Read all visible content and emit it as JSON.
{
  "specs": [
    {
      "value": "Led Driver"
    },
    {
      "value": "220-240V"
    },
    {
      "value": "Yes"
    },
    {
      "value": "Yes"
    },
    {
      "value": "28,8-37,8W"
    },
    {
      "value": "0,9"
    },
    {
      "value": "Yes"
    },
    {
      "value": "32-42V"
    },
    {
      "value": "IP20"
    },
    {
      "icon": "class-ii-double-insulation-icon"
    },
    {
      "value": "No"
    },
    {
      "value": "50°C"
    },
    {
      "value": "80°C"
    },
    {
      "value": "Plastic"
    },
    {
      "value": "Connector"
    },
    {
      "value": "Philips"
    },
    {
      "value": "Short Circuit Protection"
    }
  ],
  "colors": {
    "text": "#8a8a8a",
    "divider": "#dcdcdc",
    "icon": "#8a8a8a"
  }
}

Set task:
Transcribe the full listing above without leaving anything out.

Exercise response:
Read all visible content and emit it as JSON.
{
  "specs": [
    {
      "value": "Led Driver"
    },
    {
      "value": "220-240V"
    },
    {
      "value": "Yes"
    },
    {
      "value": "Yes"
    },
    {
      "value": "28,8-37,8W"
    },
    {
      "value": "0,9"
    },
    {
      "value": "Yes"
    },
    {
      "value": "32-42V"
    },
    {
      "value": "IP20"
    },
    {
      "icon": "class-ii-double-insulation-icon"
    },
    {
      "value": "No"
    },
    {
      "value": "50°C"
    },
    {
      "value": "80°C"
    },
    {
      "value": "Plastic"
    },
    {
      "value": "Connector"
    },
    {
      "value": "Philips"
    },
    {
      "value": "Short Circuit Protection"
    }
  ],
  "colors": {
    "text": "#8a8a8a",
    "divider": "#dcdcdc",
    "icon": "#8a8a8a"
  }
}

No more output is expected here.